-- Begin Supplied records --

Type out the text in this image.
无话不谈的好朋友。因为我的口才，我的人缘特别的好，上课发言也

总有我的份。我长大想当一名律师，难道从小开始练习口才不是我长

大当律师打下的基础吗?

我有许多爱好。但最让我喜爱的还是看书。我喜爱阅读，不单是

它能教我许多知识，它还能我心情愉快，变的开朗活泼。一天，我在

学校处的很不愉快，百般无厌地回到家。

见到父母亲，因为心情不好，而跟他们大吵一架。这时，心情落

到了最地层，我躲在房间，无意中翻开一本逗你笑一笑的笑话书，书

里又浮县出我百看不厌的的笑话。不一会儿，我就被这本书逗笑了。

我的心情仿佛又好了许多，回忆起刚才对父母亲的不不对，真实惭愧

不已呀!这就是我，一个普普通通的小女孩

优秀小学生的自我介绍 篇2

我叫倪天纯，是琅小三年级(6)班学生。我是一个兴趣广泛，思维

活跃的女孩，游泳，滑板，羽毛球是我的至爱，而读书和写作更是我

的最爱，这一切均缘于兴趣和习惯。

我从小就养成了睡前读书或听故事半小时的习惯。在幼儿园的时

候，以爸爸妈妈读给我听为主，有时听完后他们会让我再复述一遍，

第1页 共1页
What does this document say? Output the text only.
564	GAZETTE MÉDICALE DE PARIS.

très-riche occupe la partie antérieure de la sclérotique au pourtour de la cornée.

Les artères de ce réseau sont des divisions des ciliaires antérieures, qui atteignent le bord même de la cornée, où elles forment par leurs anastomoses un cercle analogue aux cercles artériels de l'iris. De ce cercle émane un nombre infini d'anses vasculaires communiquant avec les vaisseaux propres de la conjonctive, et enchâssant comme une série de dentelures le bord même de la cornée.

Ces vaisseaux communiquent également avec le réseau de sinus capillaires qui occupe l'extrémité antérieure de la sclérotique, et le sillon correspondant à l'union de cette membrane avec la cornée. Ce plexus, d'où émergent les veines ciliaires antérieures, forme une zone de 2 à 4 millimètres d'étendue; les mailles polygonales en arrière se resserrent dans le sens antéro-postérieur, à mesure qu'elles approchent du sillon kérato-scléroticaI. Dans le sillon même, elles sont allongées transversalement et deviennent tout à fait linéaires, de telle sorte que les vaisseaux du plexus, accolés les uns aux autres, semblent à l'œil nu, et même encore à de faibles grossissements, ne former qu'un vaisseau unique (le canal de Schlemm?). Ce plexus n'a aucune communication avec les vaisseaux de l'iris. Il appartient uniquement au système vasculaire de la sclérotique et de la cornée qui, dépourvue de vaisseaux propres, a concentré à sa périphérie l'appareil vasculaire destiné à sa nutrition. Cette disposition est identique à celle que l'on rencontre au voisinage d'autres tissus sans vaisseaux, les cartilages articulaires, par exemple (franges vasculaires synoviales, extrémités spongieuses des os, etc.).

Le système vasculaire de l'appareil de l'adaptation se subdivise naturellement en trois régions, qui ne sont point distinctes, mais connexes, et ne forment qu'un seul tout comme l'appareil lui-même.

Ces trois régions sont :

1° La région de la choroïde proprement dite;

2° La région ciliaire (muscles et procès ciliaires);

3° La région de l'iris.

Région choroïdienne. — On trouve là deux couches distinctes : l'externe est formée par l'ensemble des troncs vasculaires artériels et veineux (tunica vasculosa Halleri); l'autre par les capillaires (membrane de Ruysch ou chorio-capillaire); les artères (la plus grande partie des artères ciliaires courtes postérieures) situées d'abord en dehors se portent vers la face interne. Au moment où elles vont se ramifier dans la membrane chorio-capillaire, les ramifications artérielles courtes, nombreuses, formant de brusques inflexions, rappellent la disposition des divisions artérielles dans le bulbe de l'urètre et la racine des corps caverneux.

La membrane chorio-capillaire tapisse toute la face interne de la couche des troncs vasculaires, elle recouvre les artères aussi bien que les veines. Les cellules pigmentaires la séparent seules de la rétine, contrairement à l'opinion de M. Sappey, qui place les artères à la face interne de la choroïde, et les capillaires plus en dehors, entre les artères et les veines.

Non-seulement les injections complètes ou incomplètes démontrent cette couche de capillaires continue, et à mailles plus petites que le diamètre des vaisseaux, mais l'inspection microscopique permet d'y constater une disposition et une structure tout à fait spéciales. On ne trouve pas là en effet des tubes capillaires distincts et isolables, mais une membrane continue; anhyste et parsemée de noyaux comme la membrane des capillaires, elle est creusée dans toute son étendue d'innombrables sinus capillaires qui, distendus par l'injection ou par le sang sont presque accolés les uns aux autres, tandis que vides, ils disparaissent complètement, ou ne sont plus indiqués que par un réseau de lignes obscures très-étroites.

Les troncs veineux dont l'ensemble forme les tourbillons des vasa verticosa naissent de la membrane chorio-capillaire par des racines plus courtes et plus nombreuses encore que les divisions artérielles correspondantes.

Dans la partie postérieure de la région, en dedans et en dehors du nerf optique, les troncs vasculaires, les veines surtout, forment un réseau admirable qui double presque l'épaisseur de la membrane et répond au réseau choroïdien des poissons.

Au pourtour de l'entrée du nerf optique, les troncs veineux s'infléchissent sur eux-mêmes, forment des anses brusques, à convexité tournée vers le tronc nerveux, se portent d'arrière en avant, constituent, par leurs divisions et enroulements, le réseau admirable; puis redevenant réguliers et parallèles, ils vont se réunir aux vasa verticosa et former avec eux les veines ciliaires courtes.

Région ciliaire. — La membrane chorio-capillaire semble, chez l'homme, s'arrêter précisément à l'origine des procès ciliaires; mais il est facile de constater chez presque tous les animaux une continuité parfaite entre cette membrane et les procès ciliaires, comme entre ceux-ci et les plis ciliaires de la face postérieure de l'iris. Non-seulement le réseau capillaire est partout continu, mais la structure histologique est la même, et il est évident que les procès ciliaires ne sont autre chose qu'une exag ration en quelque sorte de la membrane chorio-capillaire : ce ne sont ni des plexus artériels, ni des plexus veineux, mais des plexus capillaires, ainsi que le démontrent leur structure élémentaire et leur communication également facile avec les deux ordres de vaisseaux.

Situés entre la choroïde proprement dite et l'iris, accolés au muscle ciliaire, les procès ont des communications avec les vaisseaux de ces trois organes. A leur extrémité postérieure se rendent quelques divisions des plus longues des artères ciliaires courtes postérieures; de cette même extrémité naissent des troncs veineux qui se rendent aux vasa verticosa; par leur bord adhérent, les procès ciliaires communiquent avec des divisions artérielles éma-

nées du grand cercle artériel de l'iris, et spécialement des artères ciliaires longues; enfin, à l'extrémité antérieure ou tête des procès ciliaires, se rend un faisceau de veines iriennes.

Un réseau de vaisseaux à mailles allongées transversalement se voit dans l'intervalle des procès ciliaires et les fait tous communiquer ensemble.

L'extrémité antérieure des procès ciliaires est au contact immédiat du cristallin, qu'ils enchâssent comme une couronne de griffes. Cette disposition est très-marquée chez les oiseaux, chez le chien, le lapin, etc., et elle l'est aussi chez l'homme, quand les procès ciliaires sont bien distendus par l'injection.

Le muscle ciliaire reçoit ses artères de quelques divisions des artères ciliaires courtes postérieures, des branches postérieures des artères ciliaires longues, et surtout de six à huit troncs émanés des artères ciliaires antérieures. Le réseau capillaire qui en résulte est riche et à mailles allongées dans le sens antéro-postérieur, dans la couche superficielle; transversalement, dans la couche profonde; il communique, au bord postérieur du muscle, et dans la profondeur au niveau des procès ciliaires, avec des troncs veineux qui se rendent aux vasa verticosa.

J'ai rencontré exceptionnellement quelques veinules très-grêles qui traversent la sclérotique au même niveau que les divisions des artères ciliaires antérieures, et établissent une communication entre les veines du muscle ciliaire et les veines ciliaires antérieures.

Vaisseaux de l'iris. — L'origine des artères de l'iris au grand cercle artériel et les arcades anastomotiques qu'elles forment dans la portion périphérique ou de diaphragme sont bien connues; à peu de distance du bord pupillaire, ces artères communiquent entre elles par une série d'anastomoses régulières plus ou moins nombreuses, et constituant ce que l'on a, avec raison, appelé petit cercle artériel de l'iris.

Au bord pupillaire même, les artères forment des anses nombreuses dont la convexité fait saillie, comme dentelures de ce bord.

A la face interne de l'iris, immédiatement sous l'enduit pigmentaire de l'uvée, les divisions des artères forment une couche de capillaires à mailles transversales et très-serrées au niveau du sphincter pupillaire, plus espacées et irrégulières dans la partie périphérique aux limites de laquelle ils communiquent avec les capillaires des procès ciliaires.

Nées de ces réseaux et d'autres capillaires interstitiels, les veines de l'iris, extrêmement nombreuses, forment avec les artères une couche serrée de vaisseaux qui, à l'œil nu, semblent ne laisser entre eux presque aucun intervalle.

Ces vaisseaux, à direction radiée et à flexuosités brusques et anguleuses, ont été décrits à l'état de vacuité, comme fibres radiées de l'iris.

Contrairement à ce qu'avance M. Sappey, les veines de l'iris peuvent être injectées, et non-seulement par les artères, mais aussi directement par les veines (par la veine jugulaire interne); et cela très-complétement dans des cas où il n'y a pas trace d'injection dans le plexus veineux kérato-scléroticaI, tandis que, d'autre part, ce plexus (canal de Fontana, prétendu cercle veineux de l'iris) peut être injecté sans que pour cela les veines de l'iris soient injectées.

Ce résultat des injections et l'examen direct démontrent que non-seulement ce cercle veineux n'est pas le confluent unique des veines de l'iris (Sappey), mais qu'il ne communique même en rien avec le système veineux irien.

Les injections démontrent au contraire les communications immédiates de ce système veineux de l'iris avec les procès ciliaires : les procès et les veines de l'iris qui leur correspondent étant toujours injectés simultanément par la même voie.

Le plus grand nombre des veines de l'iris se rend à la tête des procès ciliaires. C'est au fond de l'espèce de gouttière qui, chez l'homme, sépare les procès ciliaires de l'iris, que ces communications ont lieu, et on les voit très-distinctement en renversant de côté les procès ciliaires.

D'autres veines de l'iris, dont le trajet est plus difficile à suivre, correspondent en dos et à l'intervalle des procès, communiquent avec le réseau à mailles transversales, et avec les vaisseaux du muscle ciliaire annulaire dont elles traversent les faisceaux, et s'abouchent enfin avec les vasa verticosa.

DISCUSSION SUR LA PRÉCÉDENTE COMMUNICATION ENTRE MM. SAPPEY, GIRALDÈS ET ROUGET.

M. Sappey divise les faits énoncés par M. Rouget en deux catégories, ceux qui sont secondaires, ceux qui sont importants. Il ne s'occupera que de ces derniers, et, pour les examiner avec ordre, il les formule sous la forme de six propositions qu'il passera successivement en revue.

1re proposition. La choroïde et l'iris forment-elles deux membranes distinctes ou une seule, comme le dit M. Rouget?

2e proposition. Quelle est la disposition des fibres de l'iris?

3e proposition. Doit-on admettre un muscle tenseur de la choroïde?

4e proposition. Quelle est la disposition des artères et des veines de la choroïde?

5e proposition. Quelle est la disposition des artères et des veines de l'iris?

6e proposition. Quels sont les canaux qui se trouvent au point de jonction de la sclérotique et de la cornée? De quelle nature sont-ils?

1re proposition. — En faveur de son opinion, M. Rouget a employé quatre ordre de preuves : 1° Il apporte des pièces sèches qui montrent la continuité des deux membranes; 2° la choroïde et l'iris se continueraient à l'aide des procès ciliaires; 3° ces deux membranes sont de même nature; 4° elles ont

-- End Supplied records --

#### To do:
Check each line above for the word "pourtour", and copy the lines where it appears.

#### Solved exercise:
très-riche occupe la partie antérieure de la sclérotique au pourtour de la cornée.
Au pourtour de l'entrée du nerf optique, les troncs veineux s'infléchissent sur eux-mêmes, forment des anses brusques, à convexité tournée vers le tronc nerveux, se portent d'arrière en avant, constituent, par leurs divisions et enroulements, le réseau admirable; puis redevenant réguliers et parallèles, ils vont se réunir aux vasa verticosa et former avec eux les veines ciliaires courtes.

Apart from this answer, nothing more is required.